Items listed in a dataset
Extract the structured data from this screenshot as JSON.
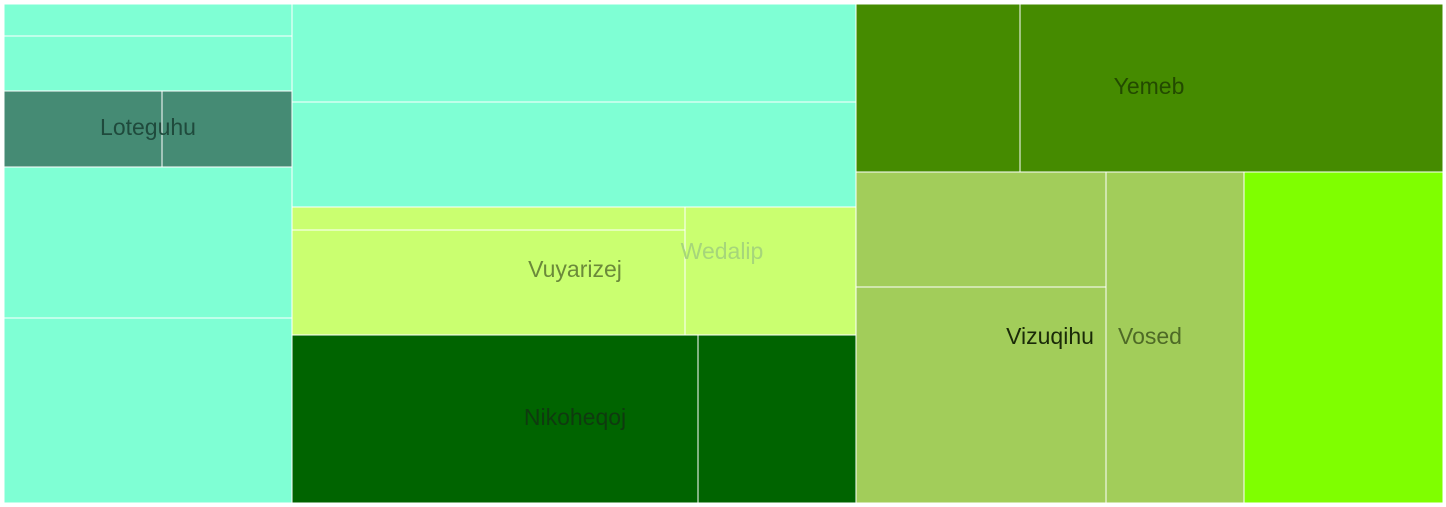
{
  "chart_data": {
    "type": "treemap",
    "title": "",
    "colors": {
      "aquamarine": "#7fffd4",
      "dark_sea_green": "#458b74",
      "pale_lime": "#caff70",
      "dark_green": "#006400",
      "olive_green": "#458b00",
      "sage": "#a2cd5a",
      "chartreuse": "#7fff00"
    },
    "groups": [
      {
        "label": "Loteguhu",
        "label_color": "#1f4a3c",
        "color": "#7fffd4",
        "highlight_color": "#458b74"
      },
      {
        "label": "Vuyarizej",
        "label_color": "#6b8a3a",
        "color": "#caff70"
      },
      {
        "label": "Wedalip",
        "label_color": "#a6d67a",
        "color": "#caff70"
      },
      {
        "label": "Nikoheqoj",
        "label_color": "#0f3a0f",
        "color": "#006400"
      },
      {
        "label": "Yemeb",
        "label_color": "#234a00",
        "color": "#458b00"
      },
      {
        "label": "Vizuqihu",
        "label_color": "#1a2a08",
        "color": "#a2cd5a"
      },
      {
        "label": "Vosed",
        "label_color": "#4e6a26",
        "color": "#a2cd5a"
      },
      {
        "label": "",
        "color": "#7fff00"
      }
    ]
  }
}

The request
Give every record again exactly, apart from the pictures, which stay out.

Task answer
Extract the structured data from this screenshot as JSON.
{
  "chart_data": {
    "type": "treemap",
    "title": "",
    "colors": {
      "aquamarine": "#7fffd4",
      "dark_sea_green": "#458b74",
      "pale_lime": "#caff70",
      "dark_green": "#006400",
      "olive_green": "#458b00",
      "sage": "#a2cd5a",
      "chartreuse": "#7fff00"
    },
    "groups": [
      {
        "label": "Loteguhu",
        "label_color": "#1f4a3c",
        "color": "#7fffd4",
        "highlight_color": "#458b74"
      },
      {
        "label": "Vuyarizej",
        "label_color": "#6b8a3a",
        "color": "#caff70"
      },
      {
        "label": "Wedalip",
        "label_color": "#a6d67a",
        "color": "#caff70"
      },
      {
        "label": "Nikoheqoj",
        "label_color": "#0f3a0f",
        "color": "#006400"
      },
      {
        "label": "Yemeb",
        "label_color": "#234a00",
        "color": "#458b00"
      },
      {
        "label": "Vizuqihu",
        "label_color": "#1a2a08",
        "color": "#a2cd5a"
      },
      {
        "label": "Vosed",
        "label_color": "#4e6a26",
        "color": "#a2cd5a"
      },
      {
        "label": "",
        "color": "#7fff00"
      }
    ]
  }
}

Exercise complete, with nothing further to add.